=== Instructions to follow ===
Without omitting anything, retype the data that follows.

=== Information shown ===
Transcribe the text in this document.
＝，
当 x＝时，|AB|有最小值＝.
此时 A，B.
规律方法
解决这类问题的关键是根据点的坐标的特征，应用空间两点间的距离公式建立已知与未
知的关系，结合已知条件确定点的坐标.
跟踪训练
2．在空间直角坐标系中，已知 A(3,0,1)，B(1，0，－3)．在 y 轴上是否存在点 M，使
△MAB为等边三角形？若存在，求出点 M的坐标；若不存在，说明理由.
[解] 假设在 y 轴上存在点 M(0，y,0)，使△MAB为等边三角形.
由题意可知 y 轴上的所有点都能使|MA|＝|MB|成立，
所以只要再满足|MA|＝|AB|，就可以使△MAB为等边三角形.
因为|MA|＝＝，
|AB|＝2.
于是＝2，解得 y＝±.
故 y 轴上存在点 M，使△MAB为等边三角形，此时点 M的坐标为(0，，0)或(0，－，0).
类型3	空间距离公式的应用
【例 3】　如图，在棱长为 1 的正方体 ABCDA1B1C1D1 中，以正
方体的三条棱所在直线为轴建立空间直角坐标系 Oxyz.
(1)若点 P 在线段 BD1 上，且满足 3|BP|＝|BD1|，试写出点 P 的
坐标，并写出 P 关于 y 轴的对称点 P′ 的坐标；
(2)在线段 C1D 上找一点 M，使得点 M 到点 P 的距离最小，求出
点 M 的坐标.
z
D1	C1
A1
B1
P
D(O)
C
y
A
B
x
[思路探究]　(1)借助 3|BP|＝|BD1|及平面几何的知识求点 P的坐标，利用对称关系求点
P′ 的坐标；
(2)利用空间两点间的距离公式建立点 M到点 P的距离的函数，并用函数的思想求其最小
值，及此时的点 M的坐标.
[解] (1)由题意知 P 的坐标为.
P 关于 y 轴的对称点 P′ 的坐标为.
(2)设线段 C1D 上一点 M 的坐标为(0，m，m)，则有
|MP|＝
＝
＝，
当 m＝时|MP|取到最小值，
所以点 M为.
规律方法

=== Solution to the problem ===
Transcribe the text in this document.
＝，
当 x＝时，|AB|有最小值＝.
此时 A，B.
规律方法
解决这类问题的关键是根据点的坐标的特征，应用空间两点间的距离公式建立已知与未
知的关系，结合已知条件确定点的坐标.
跟踪训练
2．在空间直角坐标系中，已知 A(3,0,1)，B(1，0，－3)．在 y 轴上是否存在点 M，使
△MAB为等边三角形？若存在，求出点 M的坐标；若不存在，说明理由.
[解] 假设在 y 轴上存在点 M(0，y,0)，使△MAB为等边三角形.
由题意可知 y 轴上的所有点都能使|MA|＝|MB|成立，
所以只要再满足|MA|＝|AB|，就可以使△MAB为等边三角形.
因为|MA|＝＝，
|AB|＝2.
于是＝2，解得 y＝±.
故 y 轴上存在点 M，使△MAB为等边三角形，此时点 M的坐标为(0，，0)或(0，－，0).
类型3	空间距离公式的应用
【例 3】　如图，在棱长为 1 的正方体 ABCDA1B1C1D1 中，以正
方体的三条棱所在直线为轴建立空间直角坐标系 Oxyz.
(1)若点 P 在线段 BD1 上，且满足 3|BP|＝|BD1|，试写出点 P 的
坐标，并写出 P 关于 y 轴的对称点 P′ 的坐标；
(2)在线段 C1D 上找一点 M，使得点 M 到点 P 的距离最小，求出
点 M 的坐标.
z
D1	C1
A1
B1
P
D(O)
C
y
A
B
x
[思路探究]　(1)借助 3|BP|＝|BD1|及平面几何的知识求点 P的坐标，利用对称关系求点
P′ 的坐标；
(2)利用空间两点间的距离公式建立点 M到点 P的距离的函数，并用函数的思想求其最小
值，及此时的点 M的坐标.
[解] (1)由题意知 P 的坐标为.
P 关于 y 轴的对称点 P′ 的坐标为.
(2)设线段 C1D 上一点 M 的坐标为(0，m，m)，则有
|MP|＝
＝
＝，
当 m＝时|MP|取到最小值，
所以点 M为.
规律方法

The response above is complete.